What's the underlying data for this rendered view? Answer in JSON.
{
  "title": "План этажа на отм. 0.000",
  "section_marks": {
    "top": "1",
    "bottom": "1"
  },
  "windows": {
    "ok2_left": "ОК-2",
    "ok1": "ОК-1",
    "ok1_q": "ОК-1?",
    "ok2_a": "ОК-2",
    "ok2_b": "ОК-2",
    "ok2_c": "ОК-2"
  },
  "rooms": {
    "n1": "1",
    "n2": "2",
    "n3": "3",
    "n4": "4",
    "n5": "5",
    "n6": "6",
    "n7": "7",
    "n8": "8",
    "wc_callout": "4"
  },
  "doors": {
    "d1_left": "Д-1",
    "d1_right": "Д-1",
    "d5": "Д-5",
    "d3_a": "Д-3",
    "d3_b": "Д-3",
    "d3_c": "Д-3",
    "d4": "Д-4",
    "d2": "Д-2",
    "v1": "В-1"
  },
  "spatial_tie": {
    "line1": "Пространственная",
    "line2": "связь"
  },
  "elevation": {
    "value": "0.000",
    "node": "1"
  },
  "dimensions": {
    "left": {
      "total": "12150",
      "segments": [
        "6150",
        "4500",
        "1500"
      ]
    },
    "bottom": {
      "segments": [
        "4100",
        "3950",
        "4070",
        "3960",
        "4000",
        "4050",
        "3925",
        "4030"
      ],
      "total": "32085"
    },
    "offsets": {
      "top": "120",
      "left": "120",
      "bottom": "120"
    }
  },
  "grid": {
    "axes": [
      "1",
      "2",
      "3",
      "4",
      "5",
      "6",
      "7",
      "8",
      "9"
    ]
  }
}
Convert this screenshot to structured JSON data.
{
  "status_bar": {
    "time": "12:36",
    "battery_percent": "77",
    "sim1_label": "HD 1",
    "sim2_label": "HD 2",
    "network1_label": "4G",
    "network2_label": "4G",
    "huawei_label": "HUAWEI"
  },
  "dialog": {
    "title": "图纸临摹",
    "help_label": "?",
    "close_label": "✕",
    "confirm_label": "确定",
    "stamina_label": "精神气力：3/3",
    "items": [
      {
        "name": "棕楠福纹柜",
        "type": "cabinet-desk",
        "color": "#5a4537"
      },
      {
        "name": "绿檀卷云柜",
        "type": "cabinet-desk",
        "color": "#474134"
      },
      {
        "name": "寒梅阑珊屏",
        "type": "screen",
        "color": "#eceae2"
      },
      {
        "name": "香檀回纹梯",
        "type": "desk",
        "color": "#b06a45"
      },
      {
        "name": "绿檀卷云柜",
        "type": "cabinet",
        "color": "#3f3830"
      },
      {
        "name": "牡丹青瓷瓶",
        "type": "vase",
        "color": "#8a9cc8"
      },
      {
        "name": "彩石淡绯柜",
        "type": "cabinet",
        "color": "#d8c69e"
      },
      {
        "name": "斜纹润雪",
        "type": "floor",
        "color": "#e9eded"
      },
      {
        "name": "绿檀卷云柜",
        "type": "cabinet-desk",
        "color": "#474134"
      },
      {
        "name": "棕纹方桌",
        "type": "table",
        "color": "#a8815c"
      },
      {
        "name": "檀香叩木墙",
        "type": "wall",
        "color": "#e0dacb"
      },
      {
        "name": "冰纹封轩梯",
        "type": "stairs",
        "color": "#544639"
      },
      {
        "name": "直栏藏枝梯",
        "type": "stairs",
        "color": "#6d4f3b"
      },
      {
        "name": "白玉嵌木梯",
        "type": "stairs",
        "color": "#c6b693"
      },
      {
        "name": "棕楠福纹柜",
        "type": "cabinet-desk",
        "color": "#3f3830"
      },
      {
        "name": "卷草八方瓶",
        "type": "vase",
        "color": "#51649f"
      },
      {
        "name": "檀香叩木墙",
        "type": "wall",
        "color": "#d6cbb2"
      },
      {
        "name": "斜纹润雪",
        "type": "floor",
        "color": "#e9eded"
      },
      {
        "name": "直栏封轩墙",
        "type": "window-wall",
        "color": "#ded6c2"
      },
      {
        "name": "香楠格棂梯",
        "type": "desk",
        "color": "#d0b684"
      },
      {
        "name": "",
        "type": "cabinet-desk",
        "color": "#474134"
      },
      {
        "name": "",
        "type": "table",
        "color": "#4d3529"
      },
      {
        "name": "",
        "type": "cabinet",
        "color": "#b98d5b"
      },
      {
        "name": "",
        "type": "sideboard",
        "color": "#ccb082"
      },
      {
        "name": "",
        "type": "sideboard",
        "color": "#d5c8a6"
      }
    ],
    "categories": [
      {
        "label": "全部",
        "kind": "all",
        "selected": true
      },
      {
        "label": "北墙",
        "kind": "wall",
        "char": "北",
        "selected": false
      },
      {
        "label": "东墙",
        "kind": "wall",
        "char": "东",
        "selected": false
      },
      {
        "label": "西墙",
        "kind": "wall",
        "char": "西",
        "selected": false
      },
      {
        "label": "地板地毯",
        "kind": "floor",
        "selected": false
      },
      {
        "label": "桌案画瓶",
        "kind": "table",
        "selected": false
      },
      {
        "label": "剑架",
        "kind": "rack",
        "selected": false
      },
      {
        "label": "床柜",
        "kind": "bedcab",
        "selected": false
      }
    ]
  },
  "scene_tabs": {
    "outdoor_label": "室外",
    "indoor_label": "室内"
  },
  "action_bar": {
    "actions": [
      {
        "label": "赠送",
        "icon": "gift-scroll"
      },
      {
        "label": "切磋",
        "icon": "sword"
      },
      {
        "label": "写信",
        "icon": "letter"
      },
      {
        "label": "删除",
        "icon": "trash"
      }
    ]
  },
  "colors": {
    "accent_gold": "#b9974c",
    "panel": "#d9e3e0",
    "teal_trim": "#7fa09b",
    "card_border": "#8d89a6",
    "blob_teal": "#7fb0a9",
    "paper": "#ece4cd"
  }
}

----

> Task requirements: Output all of the material exactly as written.

> Answer for the task:
What's the underlying data for this rendered view? Answer in JSON.
{
  "title": "План этажа на отм. 0.000",
  "section_marks": {
    "top": "1",
    "bottom": "1"
  },
  "windows": {
    "ok2_left": "ОК-2",
    "ok1": "ОК-1",
    "ok1_q": "ОК-1?",
    "ok2_a": "ОК-2",
    "ok2_b": "ОК-2",
    "ok2_c": "ОК-2"
  },
  "rooms": {
    "n1": "1",
    "n2": "2",
    "n3": "3",
    "n4": "4",
    "n5": "5",
    "n6": "6",
    "n7": "7",
    "n8": "8",
    "wc_callout": "4"
  },
  "doors": {
    "d1_left": "Д-1",
    "d1_right": "Д-1",
    "d5": "Д-5",
    "d3_a": "Д-3",
    "d3_b": "Д-3",
    "d3_c": "Д-3",
    "d4": "Д-4",
    "d2": "Д-2",
    "v1": "В-1"
  },
  "spatial_tie": {
    "line1": "Пространственная",
    "line2": "связь"
  },
  "elevation": {
    "value": "0.000",
    "node": "1"
  },
  "dimensions": {
    "left": {
      "total": "12150",
      "segments": [
        "6150",
        "4500",
        "1500"
      ]
    },
    "bottom": {
      "segments": [
        "4100",
        "3950",
        "4070",
        "3960",
        "4000",
        "4050",
        "3925",
        "4030"
      ],
      "total": "32085"
    },
    "offsets": {
      "top": "120",
      "left": "120",
      "bottom": "120"
    }
  },
  "grid": {
    "axes": [
      "1",
      "2",
      "3",
      "4",
      "5",
      "6",
      "7",
      "8",
      "9"
    ]
  }
}
Convert this screenshot to structured JSON data.
{
  "status_bar": {
    "time": "12:36",
    "battery_percent": "77",
    "sim1_label": "HD 1",
    "sim2_label": "HD 2",
    "network1_label": "4G",
    "network2_label": "4G",
    "huawei_label": "HUAWEI"
  },
  "dialog": {
    "title": "图纸临摹",
    "help_label": "?",
    "close_label": "✕",
    "confirm_label": "确定",
    "stamina_label": "精神气力：3/3",
    "items": [
      {
        "name": "棕楠福纹柜",
        "type": "cabinet-desk",
        "color": "#5a4537"
      },
      {
        "name": "绿檀卷云柜",
        "type": "cabinet-desk",
        "color": "#474134"
      },
      {
        "name": "寒梅阑珊屏",
        "type": "screen",
        "color": "#eceae2"
      },
      {
        "name": "香檀回纹梯",
        "type": "desk",
        "color": "#b06a45"
      },
      {
        "name": "绿檀卷云柜",
        "type": "cabinet",
        "color": "#3f3830"
      },
      {
        "name": "牡丹青瓷瓶",
        "type": "vase",
        "color": "#8a9cc8"
      },
      {
        "name": "彩石淡绯柜",
        "type": "cabinet",
        "color": "#d8c69e"
      },
      {
        "name": "斜纹润雪",
        "type": "floor",
        "color": "#e9eded"
      },
      {
        "name": "绿檀卷云柜",
        "type": "cabinet-desk",
        "color": "#474134"
      },
      {
        "name": "棕纹方桌",
        "type": "table",
        "color": "#a8815c"
      },
      {
        "name": "檀香叩木墙",
        "type": "wall",
        "color": "#e0dacb"
      },
      {
        "name": "冰纹封轩梯",
        "type": "stairs",
        "color": "#544639"
      },
      {
        "name": "直栏藏枝梯",
        "type": "stairs",
        "color": "#6d4f3b"
      },
      {
        "name": "白玉嵌木梯",
        "type": "stairs",
        "color": "#c6b693"
      },
      {
        "name": "棕楠福纹柜",
        "type": "cabinet-desk",
        "color": "#3f3830"
      },
      {
        "name": "卷草八方瓶",
        "type": "vase",
        "color": "#51649f"
      },
      {
        "name": "檀香叩木墙",
        "type": "wall",
        "color": "#d6cbb2"
      },
      {
        "name": "斜纹润雪",
        "type": "floor",
        "color": "#e9eded"
      },
      {
        "name": "直栏封轩墙",
        "type": "window-wall",
        "color": "#ded6c2"
      },
      {
        "name": "香楠格棂梯",
        "type": "desk",
        "color": "#d0b684"
      },
      {
        "name": "",
        "type": "cabinet-desk",
        "color": "#474134"
      },
      {
        "name": "",
        "type": "table",
        "color": "#4d3529"
      },
      {
        "name": "",
        "type": "cabinet",
        "color": "#b98d5b"
      },
      {
        "name": "",
        "type": "sideboard",
        "color": "#ccb082"
      },
      {
        "name": "",
        "type": "sideboard",
        "color": "#d5c8a6"
      }
    ],
    "categories": [
      {
        "label": "全部",
        "kind": "all",
        "selected": true
      },
      {
        "label": "北墙",
        "kind": "wall",
        "char": "北",
        "selected": false
      },
      {
        "label": "东墙",
        "kind": "wall",
        "char": "东",
        "selected": false
      },
      {
        "label": "西墙",
        "kind": "wall",
        "char": "西",
        "selected": false
      },
      {
        "label": "地板地毯",
        "kind": "floor",
        "selected": false
      },
      {
        "label": "桌案画瓶",
        "kind": "table",
        "selected": false
      },
      {
        "label": "剑架",
        "kind": "rack",
        "selected": false
      },
      {
        "label": "床柜",
        "kind": "bedcab",
        "selected": false
      }
    ]
  },
  "scene_tabs": {
    "outdoor_label": "室外",
    "indoor_label": "室内"
  },
  "action_bar": {
    "actions": [
      {
        "label": "赠送",
        "icon": "gift-scroll"
      },
      {
        "label": "切磋",
        "icon": "sword"
      },
      {
        "label": "写信",
        "icon": "letter"
      },
      {
        "label": "删除",
        "icon": "trash"
      }
    ]
  },
  "colors": {
    "accent_gold": "#b9974c",
    "panel": "#d9e3e0",
    "teal_trim": "#7fa09b",
    "card_border": "#8d89a6",
    "blob_teal": "#7fb0a9",
    "paper": "#ece4cd"
  }
}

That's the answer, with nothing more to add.